__Work to be completed__.
Copy out the entries in full and with complete accuracy; pictures are excluded.
****
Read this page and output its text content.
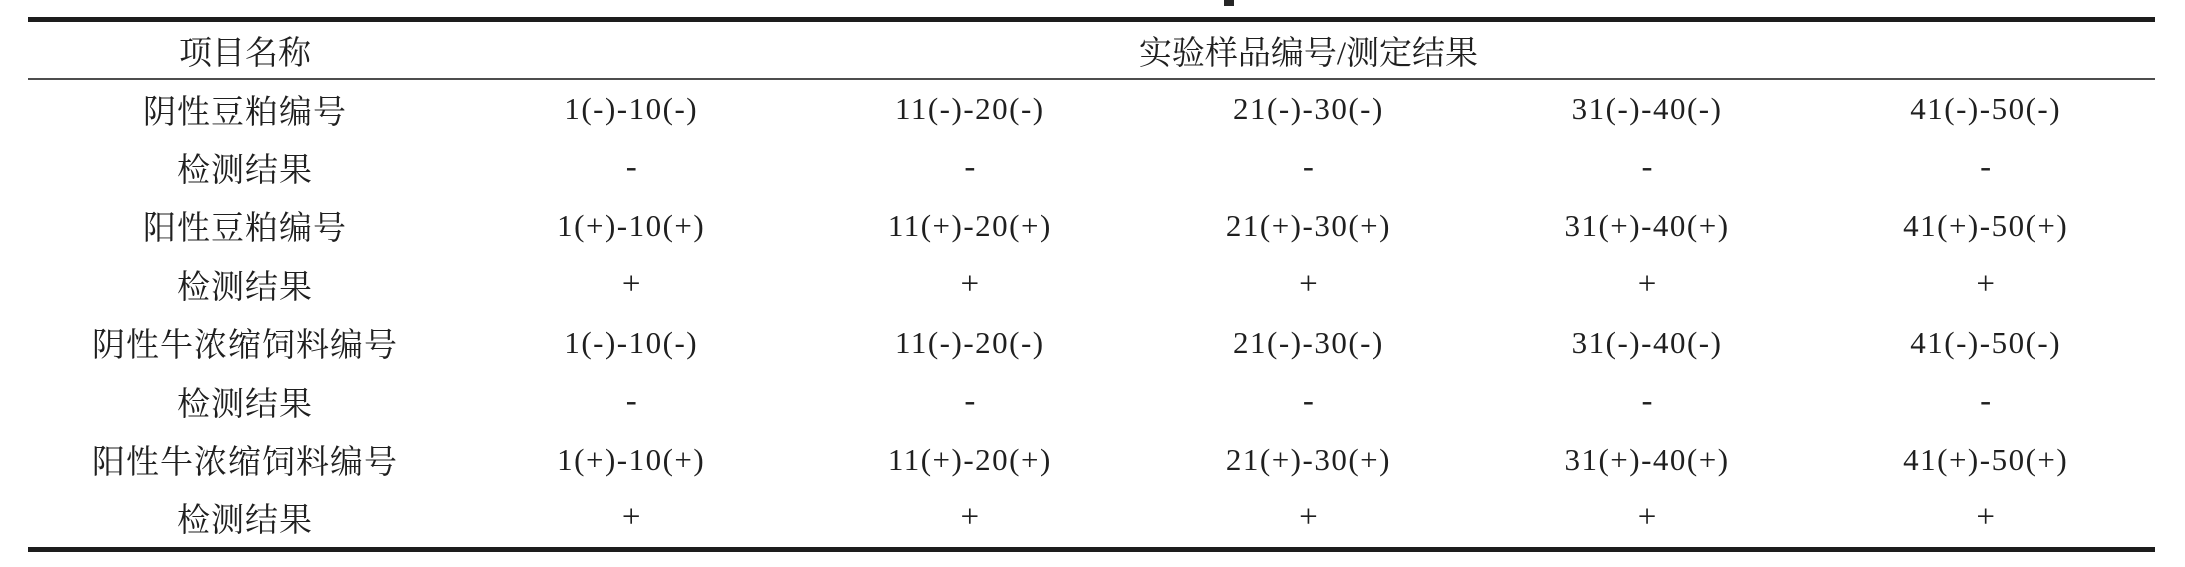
项目名称	实验样品编号/测定结果				
阴性豆粕编号	1(-)-10(-)	11(-)-20(-)	21(-)-30(-)	31(-)-40(-)	41(-)-50(-)
检测结果	-	-	-	-	-
阳性豆粕编号	1(+)-10(+)	11(+)-20(+)	21(+)-30(+)	31(+)-40(+)	41(+)-50(+)
检测结果	+	+	+	+	+
阴性牛浓缩饲料编号	1(-)-10(-)	11(-)-20(-)	21(-)-30(-)	31(-)-40(-)	41(-)-50(-)
检测结果	-	-	-	-	-
阳性牛浓缩饲料编号	1(+)-10(+)	11(+)-20(+)	21(+)-30(+)	31(+)-40(+)	41(+)-50(+)
检测结果	+	+	+	+	+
****
__Correct result__.
Read this page and output its text content.
项目名称	实验样品编号/测定结果				
阴性豆粕编号	1(-)-10(-)	11(-)-20(-)	21(-)-30(-)	31(-)-40(-)	41(-)-50(-)
检测结果	-	-	-	-	-
阳性豆粕编号	1(+)-10(+)	11(+)-20(+)	21(+)-30(+)	31(+)-40(+)	41(+)-50(+)
检测结果	+	+	+	+	+
阴性牛浓缩饲料编号	1(-)-10(-)	11(-)-20(-)	21(-)-30(-)	31(-)-40(-)	41(-)-50(-)
检测结果	-	-	-	-	-
阳性牛浓缩饲料编号	1(+)-10(+)	11(+)-20(+)	21(+)-30(+)	31(+)-40(+)	41(+)-50(+)
检测结果	+	+	+	+	+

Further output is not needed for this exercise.